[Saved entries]
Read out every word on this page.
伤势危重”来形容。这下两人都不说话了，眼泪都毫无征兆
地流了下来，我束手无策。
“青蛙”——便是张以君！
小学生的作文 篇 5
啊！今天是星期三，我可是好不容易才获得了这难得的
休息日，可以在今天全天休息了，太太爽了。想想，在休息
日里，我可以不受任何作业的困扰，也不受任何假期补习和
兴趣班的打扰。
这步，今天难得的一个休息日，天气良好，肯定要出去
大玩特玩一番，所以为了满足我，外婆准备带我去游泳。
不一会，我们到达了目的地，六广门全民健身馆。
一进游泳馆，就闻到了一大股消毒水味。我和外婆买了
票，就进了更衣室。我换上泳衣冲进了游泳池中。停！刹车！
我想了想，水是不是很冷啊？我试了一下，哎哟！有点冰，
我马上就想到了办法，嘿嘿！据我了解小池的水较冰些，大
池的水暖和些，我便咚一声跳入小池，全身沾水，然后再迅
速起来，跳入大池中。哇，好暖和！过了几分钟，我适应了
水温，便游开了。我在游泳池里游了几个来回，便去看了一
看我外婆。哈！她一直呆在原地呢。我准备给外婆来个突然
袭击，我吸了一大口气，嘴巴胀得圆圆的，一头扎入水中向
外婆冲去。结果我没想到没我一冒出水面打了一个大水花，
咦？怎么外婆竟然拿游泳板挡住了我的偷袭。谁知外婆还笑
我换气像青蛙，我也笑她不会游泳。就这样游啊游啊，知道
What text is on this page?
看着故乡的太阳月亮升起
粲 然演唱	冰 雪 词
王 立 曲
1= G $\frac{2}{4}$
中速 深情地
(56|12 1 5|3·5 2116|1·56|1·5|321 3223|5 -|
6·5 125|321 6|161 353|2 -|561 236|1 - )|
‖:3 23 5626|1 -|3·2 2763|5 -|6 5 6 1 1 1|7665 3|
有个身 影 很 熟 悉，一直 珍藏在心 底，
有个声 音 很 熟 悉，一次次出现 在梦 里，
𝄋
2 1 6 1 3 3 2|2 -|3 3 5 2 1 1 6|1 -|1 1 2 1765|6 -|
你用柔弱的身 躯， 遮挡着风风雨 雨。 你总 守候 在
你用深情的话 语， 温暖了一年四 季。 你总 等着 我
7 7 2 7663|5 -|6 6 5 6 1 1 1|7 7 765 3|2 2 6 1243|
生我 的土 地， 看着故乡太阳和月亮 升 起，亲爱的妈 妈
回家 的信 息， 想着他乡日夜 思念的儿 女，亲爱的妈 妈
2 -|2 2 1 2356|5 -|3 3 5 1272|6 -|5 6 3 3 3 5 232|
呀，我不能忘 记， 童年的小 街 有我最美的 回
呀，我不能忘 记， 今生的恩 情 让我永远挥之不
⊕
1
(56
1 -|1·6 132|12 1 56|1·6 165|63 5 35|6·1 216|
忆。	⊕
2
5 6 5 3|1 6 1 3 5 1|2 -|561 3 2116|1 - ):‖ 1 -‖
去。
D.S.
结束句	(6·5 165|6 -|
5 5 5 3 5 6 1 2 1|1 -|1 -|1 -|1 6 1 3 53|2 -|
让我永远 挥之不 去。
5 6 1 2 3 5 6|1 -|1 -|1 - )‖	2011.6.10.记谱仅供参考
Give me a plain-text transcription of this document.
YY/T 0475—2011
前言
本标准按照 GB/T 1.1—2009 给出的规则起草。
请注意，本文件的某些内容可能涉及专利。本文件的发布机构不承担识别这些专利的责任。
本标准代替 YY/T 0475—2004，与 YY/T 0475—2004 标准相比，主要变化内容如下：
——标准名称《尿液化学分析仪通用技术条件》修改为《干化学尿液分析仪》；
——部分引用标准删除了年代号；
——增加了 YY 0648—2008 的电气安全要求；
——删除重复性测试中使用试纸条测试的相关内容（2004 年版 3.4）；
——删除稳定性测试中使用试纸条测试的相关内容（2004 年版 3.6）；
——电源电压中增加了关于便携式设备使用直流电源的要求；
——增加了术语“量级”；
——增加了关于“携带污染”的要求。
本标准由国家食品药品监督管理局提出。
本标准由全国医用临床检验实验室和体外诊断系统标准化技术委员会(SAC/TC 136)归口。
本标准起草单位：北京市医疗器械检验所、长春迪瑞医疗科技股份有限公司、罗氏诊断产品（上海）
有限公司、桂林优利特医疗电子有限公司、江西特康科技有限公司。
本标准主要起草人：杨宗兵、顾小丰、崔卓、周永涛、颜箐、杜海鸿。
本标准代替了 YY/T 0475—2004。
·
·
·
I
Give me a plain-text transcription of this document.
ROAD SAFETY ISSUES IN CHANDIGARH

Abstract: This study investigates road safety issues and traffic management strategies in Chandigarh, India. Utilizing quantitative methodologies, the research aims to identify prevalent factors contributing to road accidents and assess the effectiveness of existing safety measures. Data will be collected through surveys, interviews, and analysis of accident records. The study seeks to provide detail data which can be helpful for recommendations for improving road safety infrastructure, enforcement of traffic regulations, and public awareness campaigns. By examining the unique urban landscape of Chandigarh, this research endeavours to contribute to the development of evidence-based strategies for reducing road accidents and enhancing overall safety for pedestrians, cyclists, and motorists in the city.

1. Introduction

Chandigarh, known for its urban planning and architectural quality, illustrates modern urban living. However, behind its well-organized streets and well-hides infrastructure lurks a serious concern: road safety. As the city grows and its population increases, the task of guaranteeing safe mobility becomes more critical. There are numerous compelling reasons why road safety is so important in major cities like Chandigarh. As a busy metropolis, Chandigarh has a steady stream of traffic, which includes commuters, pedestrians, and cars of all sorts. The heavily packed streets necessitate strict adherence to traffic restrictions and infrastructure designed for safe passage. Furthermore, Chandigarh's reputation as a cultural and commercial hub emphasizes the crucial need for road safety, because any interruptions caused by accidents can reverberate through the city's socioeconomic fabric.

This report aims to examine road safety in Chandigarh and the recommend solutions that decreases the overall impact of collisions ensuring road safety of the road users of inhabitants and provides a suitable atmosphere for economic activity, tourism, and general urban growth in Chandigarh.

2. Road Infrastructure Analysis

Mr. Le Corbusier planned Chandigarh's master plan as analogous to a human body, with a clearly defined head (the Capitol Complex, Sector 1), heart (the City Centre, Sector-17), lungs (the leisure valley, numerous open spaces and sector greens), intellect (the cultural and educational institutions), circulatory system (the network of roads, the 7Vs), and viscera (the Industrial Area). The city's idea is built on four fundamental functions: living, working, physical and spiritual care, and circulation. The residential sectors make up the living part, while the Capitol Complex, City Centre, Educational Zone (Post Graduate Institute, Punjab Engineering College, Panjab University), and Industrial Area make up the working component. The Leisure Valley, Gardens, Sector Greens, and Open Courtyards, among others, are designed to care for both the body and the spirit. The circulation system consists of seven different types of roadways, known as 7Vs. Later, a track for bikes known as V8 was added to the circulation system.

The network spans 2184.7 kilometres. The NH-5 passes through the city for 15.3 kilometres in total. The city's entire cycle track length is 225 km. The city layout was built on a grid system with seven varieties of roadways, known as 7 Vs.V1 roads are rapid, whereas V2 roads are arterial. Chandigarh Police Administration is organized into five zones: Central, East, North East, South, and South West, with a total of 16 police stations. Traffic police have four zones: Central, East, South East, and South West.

§ Task requirements
All lines above containing the string "我不能忘" are to be collected.

§ Task response
呀，我不能忘 记， 童年的小 街 有我最美的 回
呀，我不能忘 记， 今生的恩 情 让我永远挥之不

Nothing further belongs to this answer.